= TASK MATERIAL =
------------------------------------------------
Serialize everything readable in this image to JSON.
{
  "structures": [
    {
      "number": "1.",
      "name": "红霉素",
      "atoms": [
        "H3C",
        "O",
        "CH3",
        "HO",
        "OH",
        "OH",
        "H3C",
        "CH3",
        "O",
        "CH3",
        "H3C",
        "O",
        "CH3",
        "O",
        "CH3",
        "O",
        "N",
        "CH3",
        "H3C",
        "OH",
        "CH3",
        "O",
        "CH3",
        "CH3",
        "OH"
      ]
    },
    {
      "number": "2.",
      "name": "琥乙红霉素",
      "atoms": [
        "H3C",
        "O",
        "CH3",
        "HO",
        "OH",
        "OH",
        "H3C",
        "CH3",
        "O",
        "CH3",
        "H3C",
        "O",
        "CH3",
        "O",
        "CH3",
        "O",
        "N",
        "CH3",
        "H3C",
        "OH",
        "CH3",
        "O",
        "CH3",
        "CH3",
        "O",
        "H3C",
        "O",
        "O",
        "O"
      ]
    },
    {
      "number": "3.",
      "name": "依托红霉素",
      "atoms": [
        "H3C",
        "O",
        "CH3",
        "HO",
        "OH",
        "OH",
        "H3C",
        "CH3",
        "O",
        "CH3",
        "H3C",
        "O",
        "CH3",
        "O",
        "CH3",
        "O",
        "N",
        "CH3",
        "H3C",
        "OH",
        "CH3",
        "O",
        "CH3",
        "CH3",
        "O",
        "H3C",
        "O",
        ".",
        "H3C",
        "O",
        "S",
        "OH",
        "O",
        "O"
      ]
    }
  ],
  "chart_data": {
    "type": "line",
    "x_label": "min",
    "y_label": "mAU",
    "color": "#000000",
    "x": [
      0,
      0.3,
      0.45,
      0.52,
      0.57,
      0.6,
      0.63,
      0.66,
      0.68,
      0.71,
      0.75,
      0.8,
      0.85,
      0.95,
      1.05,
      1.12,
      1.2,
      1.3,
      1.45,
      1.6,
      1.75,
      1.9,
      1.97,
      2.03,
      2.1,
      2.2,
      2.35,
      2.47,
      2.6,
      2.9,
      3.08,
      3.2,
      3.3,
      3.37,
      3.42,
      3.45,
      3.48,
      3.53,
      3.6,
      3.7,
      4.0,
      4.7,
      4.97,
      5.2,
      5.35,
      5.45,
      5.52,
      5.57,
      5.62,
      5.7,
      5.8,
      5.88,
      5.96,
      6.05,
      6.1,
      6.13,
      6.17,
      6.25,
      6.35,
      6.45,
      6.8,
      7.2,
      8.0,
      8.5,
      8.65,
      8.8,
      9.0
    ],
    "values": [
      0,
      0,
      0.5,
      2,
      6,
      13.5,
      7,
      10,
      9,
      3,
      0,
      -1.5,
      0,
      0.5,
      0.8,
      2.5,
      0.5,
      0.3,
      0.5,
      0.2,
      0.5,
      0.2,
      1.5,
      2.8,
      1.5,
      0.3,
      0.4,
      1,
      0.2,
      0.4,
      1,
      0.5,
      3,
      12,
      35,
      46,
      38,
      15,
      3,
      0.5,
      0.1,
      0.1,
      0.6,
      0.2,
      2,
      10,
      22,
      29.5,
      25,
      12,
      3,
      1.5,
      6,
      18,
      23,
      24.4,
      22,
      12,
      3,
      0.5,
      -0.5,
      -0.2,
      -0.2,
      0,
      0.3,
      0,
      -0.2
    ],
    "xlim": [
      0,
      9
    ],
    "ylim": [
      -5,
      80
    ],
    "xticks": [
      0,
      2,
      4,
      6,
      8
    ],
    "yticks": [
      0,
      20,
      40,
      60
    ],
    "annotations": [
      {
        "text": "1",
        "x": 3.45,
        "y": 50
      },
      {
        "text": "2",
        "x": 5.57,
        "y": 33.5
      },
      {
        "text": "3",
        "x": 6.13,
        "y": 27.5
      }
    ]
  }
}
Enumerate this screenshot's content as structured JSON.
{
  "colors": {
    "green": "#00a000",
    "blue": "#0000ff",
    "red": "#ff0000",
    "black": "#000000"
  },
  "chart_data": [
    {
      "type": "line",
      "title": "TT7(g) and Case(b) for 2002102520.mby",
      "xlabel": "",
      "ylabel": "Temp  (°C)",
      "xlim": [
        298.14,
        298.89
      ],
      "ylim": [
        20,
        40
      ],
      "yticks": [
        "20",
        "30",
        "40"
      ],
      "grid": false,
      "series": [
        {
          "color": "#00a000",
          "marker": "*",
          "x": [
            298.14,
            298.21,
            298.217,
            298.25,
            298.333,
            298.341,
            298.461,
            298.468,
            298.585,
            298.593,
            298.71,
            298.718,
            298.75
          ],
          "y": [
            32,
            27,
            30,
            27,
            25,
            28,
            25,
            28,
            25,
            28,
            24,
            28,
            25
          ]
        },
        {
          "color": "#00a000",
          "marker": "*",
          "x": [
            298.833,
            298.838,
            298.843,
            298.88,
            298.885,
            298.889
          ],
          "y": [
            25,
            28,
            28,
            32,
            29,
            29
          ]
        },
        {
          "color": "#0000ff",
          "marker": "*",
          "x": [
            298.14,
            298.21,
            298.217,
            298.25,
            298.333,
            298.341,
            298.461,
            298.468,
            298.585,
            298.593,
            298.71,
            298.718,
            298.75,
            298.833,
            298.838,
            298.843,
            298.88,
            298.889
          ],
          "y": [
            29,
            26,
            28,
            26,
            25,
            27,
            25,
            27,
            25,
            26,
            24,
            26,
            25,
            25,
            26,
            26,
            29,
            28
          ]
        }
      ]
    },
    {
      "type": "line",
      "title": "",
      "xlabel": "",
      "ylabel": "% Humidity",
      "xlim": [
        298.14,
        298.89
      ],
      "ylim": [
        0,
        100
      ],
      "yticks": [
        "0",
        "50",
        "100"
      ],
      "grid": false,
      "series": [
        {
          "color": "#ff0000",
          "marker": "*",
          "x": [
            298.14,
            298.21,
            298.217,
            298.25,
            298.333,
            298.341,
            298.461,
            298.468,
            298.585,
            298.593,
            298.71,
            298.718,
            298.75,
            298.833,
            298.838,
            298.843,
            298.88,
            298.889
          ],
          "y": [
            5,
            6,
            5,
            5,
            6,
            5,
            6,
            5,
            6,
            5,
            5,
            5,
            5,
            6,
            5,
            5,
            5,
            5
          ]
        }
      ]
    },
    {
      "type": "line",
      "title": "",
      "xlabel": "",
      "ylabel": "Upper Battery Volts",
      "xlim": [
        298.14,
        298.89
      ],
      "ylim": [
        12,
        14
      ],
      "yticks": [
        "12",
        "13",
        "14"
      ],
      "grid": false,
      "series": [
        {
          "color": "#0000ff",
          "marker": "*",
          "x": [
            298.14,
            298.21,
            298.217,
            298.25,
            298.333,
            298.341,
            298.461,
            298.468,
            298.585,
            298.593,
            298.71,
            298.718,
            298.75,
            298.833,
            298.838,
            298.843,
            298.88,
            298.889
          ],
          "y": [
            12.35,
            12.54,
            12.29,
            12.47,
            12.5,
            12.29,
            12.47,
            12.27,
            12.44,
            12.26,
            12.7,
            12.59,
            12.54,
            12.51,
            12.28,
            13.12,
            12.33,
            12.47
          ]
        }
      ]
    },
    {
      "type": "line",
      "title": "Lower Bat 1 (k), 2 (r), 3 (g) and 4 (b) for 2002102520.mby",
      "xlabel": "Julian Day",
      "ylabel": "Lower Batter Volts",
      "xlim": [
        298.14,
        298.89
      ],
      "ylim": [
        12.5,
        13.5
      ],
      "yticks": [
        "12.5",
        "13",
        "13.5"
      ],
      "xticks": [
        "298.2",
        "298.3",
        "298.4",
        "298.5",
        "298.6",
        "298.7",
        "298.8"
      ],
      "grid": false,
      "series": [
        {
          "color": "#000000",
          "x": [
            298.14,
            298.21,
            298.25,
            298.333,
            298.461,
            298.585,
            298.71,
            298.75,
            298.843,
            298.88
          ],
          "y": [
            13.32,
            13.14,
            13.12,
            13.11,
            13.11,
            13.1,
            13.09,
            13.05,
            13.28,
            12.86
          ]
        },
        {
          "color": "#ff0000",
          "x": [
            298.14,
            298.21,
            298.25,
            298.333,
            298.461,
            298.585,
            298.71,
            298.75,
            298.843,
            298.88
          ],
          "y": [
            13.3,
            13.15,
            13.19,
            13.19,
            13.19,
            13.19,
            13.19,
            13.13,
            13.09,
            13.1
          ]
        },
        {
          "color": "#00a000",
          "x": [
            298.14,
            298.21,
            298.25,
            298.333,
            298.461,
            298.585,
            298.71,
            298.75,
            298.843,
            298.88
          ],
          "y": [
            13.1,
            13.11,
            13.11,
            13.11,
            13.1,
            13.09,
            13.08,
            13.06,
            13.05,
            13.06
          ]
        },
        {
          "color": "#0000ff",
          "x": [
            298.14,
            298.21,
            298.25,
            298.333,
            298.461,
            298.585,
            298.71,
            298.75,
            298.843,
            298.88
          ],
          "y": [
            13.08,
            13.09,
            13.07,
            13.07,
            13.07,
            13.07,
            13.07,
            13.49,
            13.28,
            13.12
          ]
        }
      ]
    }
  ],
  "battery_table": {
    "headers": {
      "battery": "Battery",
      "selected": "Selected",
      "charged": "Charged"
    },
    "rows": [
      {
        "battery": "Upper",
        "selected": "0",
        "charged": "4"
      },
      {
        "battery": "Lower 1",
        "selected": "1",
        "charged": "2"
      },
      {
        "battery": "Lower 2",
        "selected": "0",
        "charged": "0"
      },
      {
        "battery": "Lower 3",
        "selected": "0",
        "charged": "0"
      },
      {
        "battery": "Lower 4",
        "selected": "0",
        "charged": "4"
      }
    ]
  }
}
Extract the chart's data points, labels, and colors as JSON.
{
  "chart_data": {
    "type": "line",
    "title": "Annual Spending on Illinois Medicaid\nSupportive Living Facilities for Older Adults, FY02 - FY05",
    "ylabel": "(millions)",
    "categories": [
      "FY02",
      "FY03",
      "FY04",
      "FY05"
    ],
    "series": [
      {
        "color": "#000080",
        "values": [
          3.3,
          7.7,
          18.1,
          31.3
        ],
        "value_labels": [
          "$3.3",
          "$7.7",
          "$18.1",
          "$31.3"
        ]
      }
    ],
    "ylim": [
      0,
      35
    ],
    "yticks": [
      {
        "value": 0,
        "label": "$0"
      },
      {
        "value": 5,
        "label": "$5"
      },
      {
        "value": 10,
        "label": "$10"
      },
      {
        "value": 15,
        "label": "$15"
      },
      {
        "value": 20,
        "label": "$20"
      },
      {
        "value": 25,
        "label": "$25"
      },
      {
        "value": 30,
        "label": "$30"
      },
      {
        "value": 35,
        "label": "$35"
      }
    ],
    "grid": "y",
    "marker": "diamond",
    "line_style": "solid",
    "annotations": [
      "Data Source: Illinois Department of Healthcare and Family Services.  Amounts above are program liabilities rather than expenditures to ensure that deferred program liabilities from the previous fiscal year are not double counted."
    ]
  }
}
------------------------------------------------
Each line from the one containing "Extract the chart's" to the final line of the entries above must be returned exactly, and no other line may appear.

= ANSWER TO THIS PROBLEM =
Extract the chart's data points, labels, and colors as JSON.
{
  "chart_data": {
    "type": "line",
    "title": "Annual Spending on Illinois Medicaid\nSupportive Living Facilities for Older Adults, FY02 - FY05",
    "ylabel": "(millions)",
    "categories": [
      "FY02",
      "FY03",
      "FY04",
      "FY05"
    ],
    "series": [
      {
        "color": "#000080",
        "values": [
          3.3,
          7.7,
          18.1,
          31.3
        ],
        "value_labels": [
          "$3.3",
          "$7.7",
          "$18.1",
          "$31.3"
        ]
      }
    ],
    "ylim": [
      0,
      35
    ],
    "yticks": [
      {
        "value": 0,
        "label": "$0"
      },
      {
        "value": 5,
        "label": "$5"
      },
      {
        "value": 10,
        "label": "$10"
      },
      {
        "value": 15,
        "label": "$15"
      },
      {
        "value": 20,
        "label": "$20"
      },
      {
        "value": 25,
        "label": "$25"
      },
      {
        "value": 30,
        "label": "$30"
      },
      {
        "value": 35,
        "label": "$35"
      }
    ],
    "grid": "y",
    "marker": "diamond",
    "line_style": "solid",
    "annotations": [
      "Data Source: Illinois Department of Healthcare and Family Services.  Amounts above are program liabilities rather than expenditures to ensure that deferred program liabilities from the previous fiscal year are not double counted."
    ]
  }
}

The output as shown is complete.